» The data
————

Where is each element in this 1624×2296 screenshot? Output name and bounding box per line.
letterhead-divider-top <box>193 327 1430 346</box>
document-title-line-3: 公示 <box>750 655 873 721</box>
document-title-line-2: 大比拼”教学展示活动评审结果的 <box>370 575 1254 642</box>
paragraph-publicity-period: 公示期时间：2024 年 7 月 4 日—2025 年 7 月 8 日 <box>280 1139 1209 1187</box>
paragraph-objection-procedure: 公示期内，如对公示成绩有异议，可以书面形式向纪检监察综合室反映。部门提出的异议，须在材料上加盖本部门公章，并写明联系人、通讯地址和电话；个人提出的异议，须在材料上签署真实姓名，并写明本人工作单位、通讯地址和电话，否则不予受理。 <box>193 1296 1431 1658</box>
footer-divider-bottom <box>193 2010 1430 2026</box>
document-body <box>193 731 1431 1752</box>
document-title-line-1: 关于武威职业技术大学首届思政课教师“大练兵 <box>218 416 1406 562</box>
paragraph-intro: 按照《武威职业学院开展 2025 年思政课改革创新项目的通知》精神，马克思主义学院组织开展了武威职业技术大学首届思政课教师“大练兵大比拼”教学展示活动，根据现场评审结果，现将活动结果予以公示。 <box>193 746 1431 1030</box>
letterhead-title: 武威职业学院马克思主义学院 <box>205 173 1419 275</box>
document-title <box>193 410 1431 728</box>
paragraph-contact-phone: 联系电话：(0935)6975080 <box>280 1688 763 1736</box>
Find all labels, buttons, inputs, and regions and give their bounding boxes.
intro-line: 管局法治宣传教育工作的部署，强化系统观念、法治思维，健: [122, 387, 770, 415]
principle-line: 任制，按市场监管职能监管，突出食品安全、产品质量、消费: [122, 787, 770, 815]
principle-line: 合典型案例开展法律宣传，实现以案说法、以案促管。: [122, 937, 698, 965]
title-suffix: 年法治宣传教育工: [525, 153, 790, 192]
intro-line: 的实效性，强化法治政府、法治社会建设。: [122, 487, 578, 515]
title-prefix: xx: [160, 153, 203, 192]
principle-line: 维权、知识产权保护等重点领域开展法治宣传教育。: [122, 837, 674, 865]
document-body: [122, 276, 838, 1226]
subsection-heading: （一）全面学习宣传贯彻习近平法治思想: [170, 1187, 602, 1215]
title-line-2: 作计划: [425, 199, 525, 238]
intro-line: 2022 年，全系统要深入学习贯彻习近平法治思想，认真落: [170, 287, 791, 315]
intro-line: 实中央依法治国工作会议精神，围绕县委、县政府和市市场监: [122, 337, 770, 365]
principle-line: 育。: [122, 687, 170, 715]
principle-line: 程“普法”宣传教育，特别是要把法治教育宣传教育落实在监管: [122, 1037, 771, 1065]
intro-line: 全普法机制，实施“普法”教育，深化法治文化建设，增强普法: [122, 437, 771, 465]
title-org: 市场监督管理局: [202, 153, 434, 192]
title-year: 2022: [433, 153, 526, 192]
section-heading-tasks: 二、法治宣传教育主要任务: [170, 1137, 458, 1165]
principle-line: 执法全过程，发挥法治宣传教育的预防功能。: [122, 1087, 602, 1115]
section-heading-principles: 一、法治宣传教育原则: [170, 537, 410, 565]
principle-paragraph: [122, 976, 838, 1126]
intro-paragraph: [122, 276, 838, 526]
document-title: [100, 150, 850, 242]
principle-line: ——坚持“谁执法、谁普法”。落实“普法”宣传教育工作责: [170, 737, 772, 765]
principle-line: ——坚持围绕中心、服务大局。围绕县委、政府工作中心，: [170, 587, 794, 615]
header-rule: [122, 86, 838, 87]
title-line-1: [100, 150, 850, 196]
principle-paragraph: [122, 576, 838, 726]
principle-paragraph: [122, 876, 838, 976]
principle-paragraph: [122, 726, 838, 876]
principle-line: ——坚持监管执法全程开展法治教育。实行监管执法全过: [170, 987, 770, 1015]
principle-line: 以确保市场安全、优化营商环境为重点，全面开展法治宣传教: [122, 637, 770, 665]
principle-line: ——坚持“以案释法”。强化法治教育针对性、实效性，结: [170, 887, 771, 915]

————

» Task goal
Write out all the data above again, putting "principle-text-line" wherever "principle-line" appears and leaving everything else as it is.

» Answer to this task
Where is each element in this 1624×2296 screenshot? Output name and bounding box per line.
letterhead-divider-top <box>193 327 1430 346</box>
document-title-line-3: 公示 <box>750 655 873 721</box>
document-title-line-2: 大比拼”教学展示活动评审结果的 <box>370 575 1254 642</box>
paragraph-publicity-period: 公示期时间：2024 年 7 月 4 日—2025 年 7 月 8 日 <box>280 1139 1209 1187</box>
paragraph-objection-procedure: 公示期内，如对公示成绩有异议，可以书面形式向纪检监察综合室反映。部门提出的异议，须在材料上加盖本部门公章，并写明联系人、通讯地址和电话；个人提出的异议，须在材料上签署真实姓名，并写明本人工作单位、通讯地址和电话，否则不予受理。 <box>193 1296 1431 1658</box>
footer-divider-bottom <box>193 2010 1430 2026</box>
document-body <box>193 731 1431 1752</box>
document-title-line-1: 关于武威职业技术大学首届思政课教师“大练兵 <box>218 416 1406 562</box>
paragraph-intro: 按照《武威职业学院开展 2025 年思政课改革创新项目的通知》精神，马克思主义学院组织开展了武威职业技术大学首届思政课教师“大练兵大比拼”教学展示活动，根据现场评审结果，现将活动结果予以公示。 <box>193 746 1431 1030</box>
letterhead-title: 武威职业学院马克思主义学院 <box>205 173 1419 275</box>
document-title <box>193 410 1431 728</box>
paragraph-contact-phone: 联系电话：(0935)6975080 <box>280 1688 763 1736</box>
Find all labels, buttons, inputs, and regions and give their bounding boxes.
intro-line: 管局法治宣传教育工作的部署，强化系统观念、法治思维，健: [122, 387, 770, 415]
principle-text-line: 任制，按市场监管职能监管，突出食品安全、产品质量、消费: [122, 787, 770, 815]
principle-text-line: 合典型案例开展法律宣传，实现以案说法、以案促管。: [122, 937, 698, 965]
title-suffix: 年法治宣传教育工: [525, 153, 790, 192]
intro-line: 的实效性，强化法治政府、法治社会建设。: [122, 487, 578, 515]
title-prefix: xx: [160, 153, 203, 192]
principle-text-line: 维权、知识产权保护等重点领域开展法治宣传教育。: [122, 837, 674, 865]
document-body: [122, 276, 838, 1226]
subsection-heading: （一）全面学习宣传贯彻习近平法治思想: [170, 1187, 602, 1215]
title-line-2: 作计划: [425, 199, 525, 238]
intro-line: 2022 年，全系统要深入学习贯彻习近平法治思想，认真落: [170, 287, 791, 315]
intro-line: 实中央依法治国工作会议精神，围绕县委、县政府和市市场监: [122, 337, 770, 365]
principle-text-line: 育。: [122, 687, 170, 715]
principle-text-line: 程“普法”宣传教育，特别是要把法治教育宣传教育落实在监管: [122, 1037, 771, 1065]
intro-line: 全普法机制，实施“普法”教育，深化法治文化建设，增强普法: [122, 437, 771, 465]
title-org: 市场监督管理局: [202, 153, 434, 192]
title-year: 2022: [433, 153, 526, 192]
section-heading-tasks: 二、法治宣传教育主要任务: [170, 1137, 458, 1165]
principle-text-line: 执法全过程，发挥法治宣传教育的预防功能。: [122, 1087, 602, 1115]
section-heading-principles: 一、法治宣传教育原则: [170, 537, 410, 565]
principle-paragraph: [122, 976, 838, 1126]
intro-paragraph: [122, 276, 838, 526]
document-title: [100, 150, 850, 242]
principle-text-line: ——坚持“谁执法、谁普法”。落实“普法”宣传教育工作责: [170, 737, 772, 765]
principle-text-line: ——坚持围绕中心、服务大局。围绕县委、政府工作中心，: [170, 587, 794, 615]
header-rule: [122, 86, 838, 87]
title-line-1: [100, 150, 850, 196]
principle-paragraph: [122, 576, 838, 726]
principle-paragraph: [122, 876, 838, 976]
principle-paragraph: [122, 726, 838, 876]
principle-text-line: ——坚持监管执法全程开展法治教育。实行监管执法全过: [170, 987, 770, 1015]
principle-text-line: 以确保市场安全、优化营商环境为重点，全面开展法治宣传教: [122, 637, 770, 665]
principle-text-line: ——坚持“以案释法”。强化法治教育针对性、实效性，结: [170, 887, 771, 915]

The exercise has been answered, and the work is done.